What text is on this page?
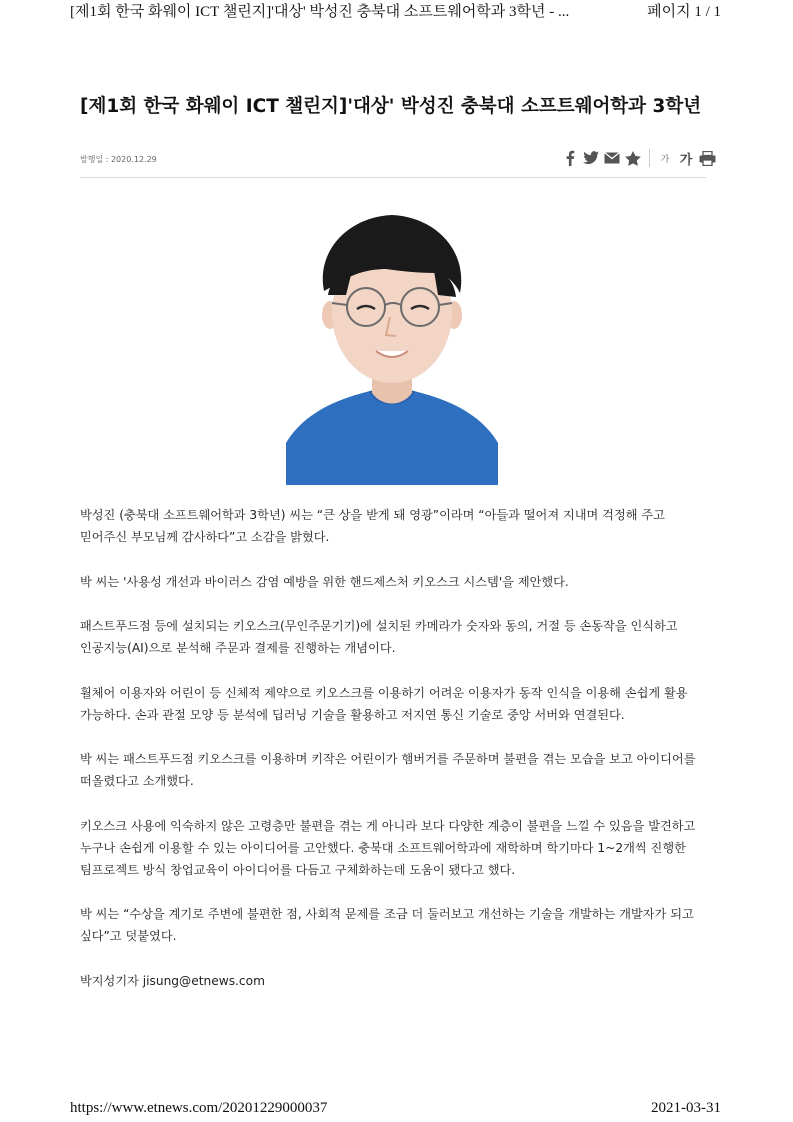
[제1회 한국 화웨이 ICT 챌린지]'대상' 박성진 충북대 소프트웨어학과 3학년 - ...	페이지 1 / 1
[제1회 한국 화웨이 ICT 챌린지]'대상' 박성진 충북대 소프트웨어학과 3학년
발행일 : 2020.12.29	가 가

박성진 (충북대 소프트웨어학과 3학년) 씨는 “큰 상을 받게 돼 영광”이라며 “아들과 떨어져 지내며 걱정해 주고 믿어주신 부모님께 감사하다”고 소감을 밝혔다.

박 씨는 '사용성 개선과 바이러스 감염 예방을 위한 핸드제스처 키오스크 시스템'을 제안했다.

패스트푸드점 등에 설치되는 키오스크(무인주문기기)에 설치된 카메라가 숫자와 동의, 거절 등 손동작을 인식하고 인공지능(AI)으로 분석해 주문과 결제를 진행하는 개념이다.

휠체어 이용자와 어린이 등 신체적 제약으로 키오스크를 이용하기 어려운 이용자가 동작 인식을 이용해 손쉽게 활용 가능하다. 손과 관절 모양 등 분석에 딥러닝 기술을 활용하고 저지연 통신 기술로 중앙 서버와 연결된다.

박 씨는 패스트푸드점 키오스크를 이용하며 키작은 어린이가 햄버거를 주문하며 불편을 겪는 모습을 보고 아이디어를 떠올렸다고 소개했다.

키오스크 사용에 익숙하지 않은 고령층만 불편을 겪는 게 아니라 보다 다양한 계층이 불편을 느낄 수 있음을 발견하고 누구나 손쉽게 이용할 수 있는 아이디어를 고안했다. 충북대 소프트웨어학과에 재학하며 학기마다 1~2개씩 진행한 팀프로젝트 방식 창업교육이 아이디어를 다듬고 구체화하는데 도움이 됐다고 했다.

박 씨는 “수상을 계기로 주변에 불편한 점, 사회적 문제를 조금 더 둘러보고 개선하는 기술을 개발하는 개발자가 되고 싶다”고 덧붙였다.

박지성기자 jisung@etnews.com

https://www.etnews.com/20201229000037	2021-03-31
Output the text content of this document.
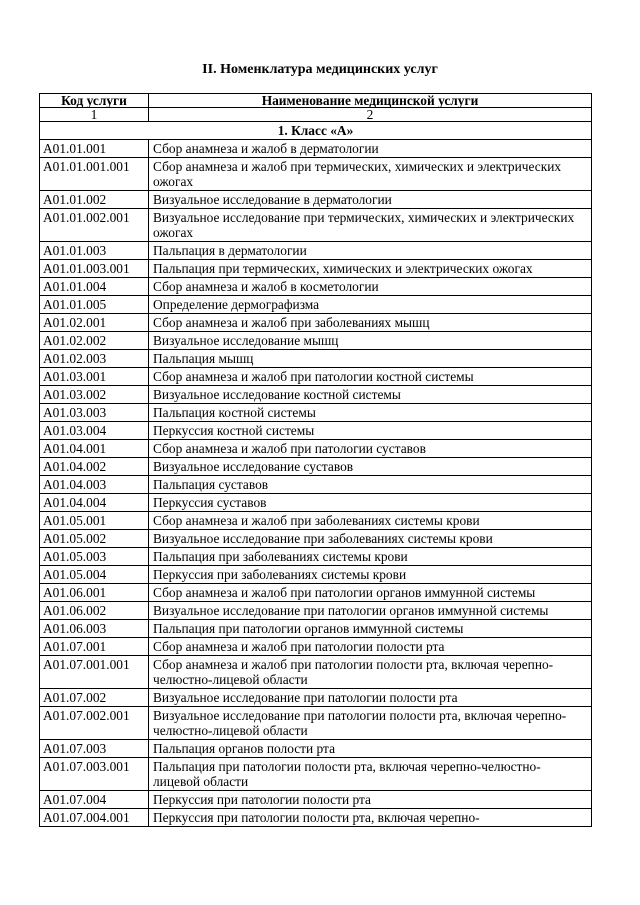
II. Номенклатура медицинских услуг
Код услуги	Наименование медицинской услуги
1	2
1. Класс «А»	
A01.01.001	Сбор анамнеза и жалоб в дерматологии
A01.01.001.001	Сбор анамнеза и жалоб при термических, химических и электрических ожогах
A01.01.002	Визуальное исследование в дерматологии
A01.01.002.001	Визуальное исследование при термических, химических и электрических ожогах
A01.01.003	Пальпация в дерматологии
A01.01.003.001	Пальпация при термических, химических и электрических ожогах
A01.01.004	Сбор анамнеза и жалоб в косметологии
A01.01.005	Определение дермографизма
A01.02.001	Сбор анамнеза и жалоб при заболеваниях мышц
A01.02.002	Визуальное исследование мышц
A01.02.003	Пальпация мышц
A01.03.001	Сбор анамнеза и жалоб при патологии костной системы
A01.03.002	Визуальное исследование костной системы
A01.03.003	Пальпация костной системы
A01.03.004	Перкуссия костной системы
A01.04.001	Сбор анамнеза и жалоб при патологии суставов
A01.04.002	Визуальное исследование суставов
A01.04.003	Пальпация суставов
A01.04.004	Перкуссия суставов
A01.05.001	Сбор анамнеза и жалоб при заболеваниях системы крови
A01.05.002	Визуальное исследование при заболеваниях системы крови
A01.05.003	Пальпация при заболеваниях системы крови
A01.05.004	Перкуссия при заболеваниях системы крови
A01.06.001	Сбор анамнеза и жалоб при патологии органов иммунной системы
A01.06.002	Визуальное исследование при патологии органов иммунной системы
A01.06.003	Пальпация при патологии органов иммунной системы
A01.07.001	Сбор анамнеза и жалоб при патологии полости рта
A01.07.001.001	Сбор анамнеза и жалоб при патологии полости рта, включая черепно-челюстно-лицевой области
A01.07.002	Визуальное исследование при патологии полости рта
A01.07.002.001	Визуальное исследование при патологии полости рта, включая черепно-челюстно-лицевой области
A01.07.003	Пальпация органов полости рта
A01.07.003.001	Пальпация при патологии полости рта, включая черепно-челюстно-лицевой области
A01.07.004	Перкуссия при патологии полости рта
A01.07.004.001	Перкуссия при патологии полости рта, включая черепно-
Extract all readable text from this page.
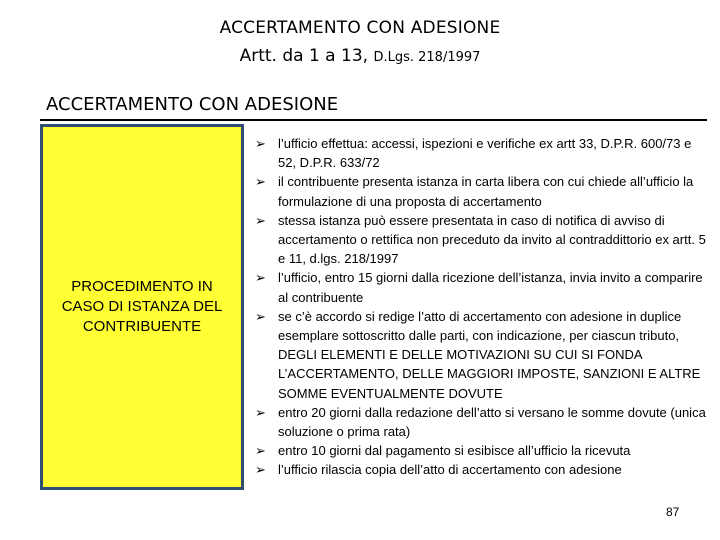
ACCERTAMENTO CON ADESIONE
Artt. da 1 a 13, D.Lgs. 218/1997
ACCERTAMENTO CON ADESIONE
PROCEDIMENTO IN CASO DI ISTANZA DEL CONTRIBUENTE
➢ l’ufficio effettua: accessi, ispezioni e verifiche ex artt 33, D.P.R. 600/73 e 52, D.P.R. 633/72
➢ il contribuente presenta istanza in carta libera con cui chiede all’ufficio la formulazione di una proposta di accertamento
➢ stessa istanza può essere presentata in caso di notifica di avviso di accertamento o rettifica non preceduto da invito al contraddittorio ex artt. 5 e 11, d.lgs. 218/1997
➢ l’ufficio, entro 15 giorni dalla ricezione dell’istanza, invia invito a comparire al contribuente
➢ se c’è accordo si redige l’atto di accertamento con adesione in duplice esemplare sottoscritto dalle parti, con indicazione, per ciascun tributo, DEGLI ELEMENTI E DELLE MOTIVAZIONI SU CUI SI FONDA L’ACCERTAMENTO, DELLE MAGGIORI IMPOSTE, SANZIONI E ALTRE SOMME EVENTUALMENTE DOVUTE
➢ entro 20 giorni dalla redazione dell’atto si versano le somme dovute (unica soluzione o prima rata)
➢ entro 10 giorni dal pagamento si esibisce all’ufficio la ricevuta
➢ l’ufficio rilascia copia dell’atto di accertamento con adesione
87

========

§ **Your objective**
Retype the listing exactly. Pictures do not belong in the copy.

§ **Solution for this problem**
What text is on this page?
[제1회 한국 화웨이 ICT 챌린지]'대상' 박성진 충북대 소프트웨어학과 3학년 - ...	페이지 1 / 1
[제1회 한국 화웨이 ICT 챌린지]'대상' 박성진 충북대 소프트웨어학과 3학년
발행일 : 2020.12.29	가 가

박성진 (충북대 소프트웨어학과 3학년) 씨는 “큰 상을 받게 돼 영광”이라며 “아들과 떨어져 지내며 걱정해 주고 믿어주신 부모님께 감사하다”고 소감을 밝혔다.

박 씨는 '사용성 개선과 바이러스 감염 예방을 위한 핸드제스처 키오스크 시스템'을 제안했다.

패스트푸드점 등에 설치되는 키오스크(무인주문기기)에 설치된 카메라가 숫자와 동의, 거절 등 손동작을 인식하고 인공지능(AI)으로 분석해 주문과 결제를 진행하는 개념이다.

휠체어 이용자와 어린이 등 신체적 제약으로 키오스크를 이용하기 어려운 이용자가 동작 인식을 이용해 손쉽게 활용 가능하다. 손과 관절 모양 등 분석에 딥러닝 기술을 활용하고 저지연 통신 기술로 중앙 서버와 연결된다.

박 씨는 패스트푸드점 키오스크를 이용하며 키작은 어린이가 햄버거를 주문하며 불편을 겪는 모습을 보고 아이디어를 떠올렸다고 소개했다.

키오스크 사용에 익숙하지 않은 고령층만 불편을 겪는 게 아니라 보다 다양한 계층이 불편을 느낄 수 있음을 발견하고 누구나 손쉽게 이용할 수 있는 아이디어를 고안했다. 충북대 소프트웨어학과에 재학하며 학기마다 1~2개씩 진행한 팀프로젝트 방식 창업교육이 아이디어를 다듬고 구체화하는데 도움이 됐다고 했다.

박 씨는 “수상을 계기로 주변에 불편한 점, 사회적 문제를 조금 더 둘러보고 개선하는 기술을 개발하는 개발자가 되고 싶다”고 덧붙였다.

박지성기자 jisung@etnews.com

https://www.etnews.com/20201229000037	2021-03-31
Output the text content of this document.
II. Номенклатура медицинских услуг
Код услуги	Наименование медицинской услуги
1	2
1. Класс «А»	
A01.01.001	Сбор анамнеза и жалоб в дерматологии
A01.01.001.001	Сбор анамнеза и жалоб при термических, химических и электрических ожогах
A01.01.002	Визуальное исследование в дерматологии
A01.01.002.001	Визуальное исследование при термических, химических и электрических ожогах
A01.01.003	Пальпация в дерматологии
A01.01.003.001	Пальпация при термических, химических и электрических ожогах
A01.01.004	Сбор анамнеза и жалоб в косметологии
A01.01.005	Определение дермографизма
A01.02.001	Сбор анамнеза и жалоб при заболеваниях мышц
A01.02.002	Визуальное исследование мышц
A01.02.003	Пальпация мышц
A01.03.001	Сбор анамнеза и жалоб при патологии костной системы
A01.03.002	Визуальное исследование костной системы
A01.03.003	Пальпация костной системы
A01.03.004	Перкуссия костной системы
A01.04.001	Сбор анамнеза и жалоб при патологии суставов
A01.04.002	Визуальное исследование суставов
A01.04.003	Пальпация суставов
A01.04.004	Перкуссия суставов
A01.05.001	Сбор анамнеза и жалоб при заболеваниях системы крови
A01.05.002	Визуальное исследование при заболеваниях системы крови
A01.05.003	Пальпация при заболеваниях системы крови
A01.05.004	Перкуссия при заболеваниях системы крови
A01.06.001	Сбор анамнеза и жалоб при патологии органов иммунной системы
A01.06.002	Визуальное исследование при патологии органов иммунной системы
A01.06.003	Пальпация при патологии органов иммунной системы
A01.07.001	Сбор анамнеза и жалоб при патологии полости рта
A01.07.001.001	Сбор анамнеза и жалоб при патологии полости рта, включая черепно-челюстно-лицевой области
A01.07.002	Визуальное исследование при патологии полости рта
A01.07.002.001	Визуальное исследование при патологии полости рта, включая черепно-челюстно-лицевой области
A01.07.003	Пальпация органов полости рта
A01.07.003.001	Пальпация при патологии полости рта, включая черепно-челюстно-лицевой области
A01.07.004	Перкуссия при патологии полости рта
A01.07.004.001	Перкуссия при патологии полости рта, включая черепно-
Extract all readable text from this page.
ACCERTAMENTO CON ADESIONE
Artt. da 1 a 13, D.Lgs. 218/1997
ACCERTAMENTO CON ADESIONE
PROCEDIMENTO IN CASO DI ISTANZA DEL CONTRIBUENTE
➢ l’ufficio effettua: accessi, ispezioni e verifiche ex artt 33, D.P.R. 600/73 e 52, D.P.R. 633/72
➢ il contribuente presenta istanza in carta libera con cui chiede all’ufficio la formulazione di una proposta di accertamento
➢ stessa istanza può essere presentata in caso di notifica di avviso di accertamento o rettifica non preceduto da invito al contraddittorio ex artt. 5 e 11, d.lgs. 218/1997
➢ l’ufficio, entro 15 giorni dalla ricezione dell’istanza, invia invito a comparire al contribuente
➢ se c’è accordo si redige l’atto di accertamento con adesione in duplice esemplare sottoscritto dalle parti, con indicazione, per ciascun tributo, DEGLI ELEMENTI E DELLE MOTIVAZIONI SU CUI SI FONDA L’ACCERTAMENTO, DELLE MAGGIORI IMPOSTE, SANZIONI E ALTRE SOMME EVENTUALMENTE DOVUTE
➢ entro 20 giorni dalla redazione dell’atto si versano le somme dovute (unica soluzione o prima rata)
➢ entro 10 giorni dal pagamento si esibisce all’ufficio la ricevuta
➢ l’ufficio rilascia copia dell’atto di accertamento con adesione
87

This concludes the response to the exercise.